=== Entries ===
* * * *

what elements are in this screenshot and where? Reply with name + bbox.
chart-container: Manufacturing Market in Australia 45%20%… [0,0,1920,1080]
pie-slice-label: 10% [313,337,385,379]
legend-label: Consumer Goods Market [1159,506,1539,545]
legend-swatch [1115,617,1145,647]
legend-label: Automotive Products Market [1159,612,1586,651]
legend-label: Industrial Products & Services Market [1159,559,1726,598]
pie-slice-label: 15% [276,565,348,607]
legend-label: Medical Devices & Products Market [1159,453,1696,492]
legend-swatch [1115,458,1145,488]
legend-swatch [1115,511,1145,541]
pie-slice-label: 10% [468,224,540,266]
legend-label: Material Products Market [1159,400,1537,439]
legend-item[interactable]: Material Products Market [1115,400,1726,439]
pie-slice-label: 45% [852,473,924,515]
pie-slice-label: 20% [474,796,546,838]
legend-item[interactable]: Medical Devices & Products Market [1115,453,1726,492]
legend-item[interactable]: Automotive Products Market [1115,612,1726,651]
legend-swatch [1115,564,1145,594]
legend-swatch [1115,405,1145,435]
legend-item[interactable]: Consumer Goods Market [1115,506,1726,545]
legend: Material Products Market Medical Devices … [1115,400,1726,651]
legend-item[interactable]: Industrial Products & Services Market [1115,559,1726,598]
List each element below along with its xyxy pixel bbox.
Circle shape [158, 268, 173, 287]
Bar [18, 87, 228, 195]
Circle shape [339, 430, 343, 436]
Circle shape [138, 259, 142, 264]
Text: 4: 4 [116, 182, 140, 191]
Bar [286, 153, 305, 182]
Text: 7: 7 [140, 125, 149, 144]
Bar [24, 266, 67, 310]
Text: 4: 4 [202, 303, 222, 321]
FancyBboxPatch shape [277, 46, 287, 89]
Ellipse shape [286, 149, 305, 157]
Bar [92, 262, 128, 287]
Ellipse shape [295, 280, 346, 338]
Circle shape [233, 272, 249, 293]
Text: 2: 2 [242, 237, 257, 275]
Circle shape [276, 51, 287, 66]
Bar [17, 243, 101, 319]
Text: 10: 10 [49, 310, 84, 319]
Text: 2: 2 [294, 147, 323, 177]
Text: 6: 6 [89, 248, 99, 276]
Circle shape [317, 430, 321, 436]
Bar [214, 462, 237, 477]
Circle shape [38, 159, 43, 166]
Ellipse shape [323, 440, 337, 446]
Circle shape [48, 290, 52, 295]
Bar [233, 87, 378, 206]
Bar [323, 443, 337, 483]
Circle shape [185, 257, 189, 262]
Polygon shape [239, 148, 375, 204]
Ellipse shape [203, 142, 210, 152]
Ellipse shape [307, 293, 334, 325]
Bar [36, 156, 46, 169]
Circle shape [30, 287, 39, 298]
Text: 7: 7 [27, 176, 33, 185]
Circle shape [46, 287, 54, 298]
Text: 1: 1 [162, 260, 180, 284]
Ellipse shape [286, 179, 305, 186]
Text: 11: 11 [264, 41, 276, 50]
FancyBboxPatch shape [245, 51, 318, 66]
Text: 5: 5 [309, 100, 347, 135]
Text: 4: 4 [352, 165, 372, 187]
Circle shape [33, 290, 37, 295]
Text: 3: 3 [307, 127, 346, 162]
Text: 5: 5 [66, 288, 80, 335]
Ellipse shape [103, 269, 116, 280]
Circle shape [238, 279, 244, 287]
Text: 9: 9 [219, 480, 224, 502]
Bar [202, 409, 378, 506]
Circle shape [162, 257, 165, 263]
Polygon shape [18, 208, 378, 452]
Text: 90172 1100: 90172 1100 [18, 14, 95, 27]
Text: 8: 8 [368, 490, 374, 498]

* * * *

=== What you will do ===
Quote the stretch of items from the start of the records through the line containing "legend-swatch [1115,405,1145,435]", inclusive of both ends, reproducing each line verbatim.

=== Solution to the exercise ===
what elements are in this screenshot and where? Reply with name + bbox.
chart-container: Manufacturing Market in Australia 45%20%… [0,0,1920,1080]
pie-slice-label: 10% [313,337,385,379]
legend-label: Consumer Goods Market [1159,506,1539,545]
legend-swatch [1115,617,1145,647]
legend-label: Automotive Products Market [1159,612,1586,651]
legend-label: Industrial Products & Services Market [1159,559,1726,598]
pie-slice-label: 15% [276,565,348,607]
legend-label: Medical Devices & Products Market [1159,453,1696,492]
legend-swatch [1115,458,1145,488]
legend-swatch [1115,511,1145,541]
pie-slice-label: 10% [468,224,540,266]
legend-label: Material Products Market [1159,400,1537,439]
legend-item[interactable]: Material Products Market [1115,400,1726,439]
pie-slice-label: 45% [852,473,924,515]
pie-slice-label: 20% [474,796,546,838]
legend-item[interactable]: Medical Devices & Products Market [1115,453,1726,492]
legend-item[interactable]: Automotive Products Market [1115,612,1726,651]
legend-swatch [1115,564,1145,594]
legend-swatch [1115,405,1145,435]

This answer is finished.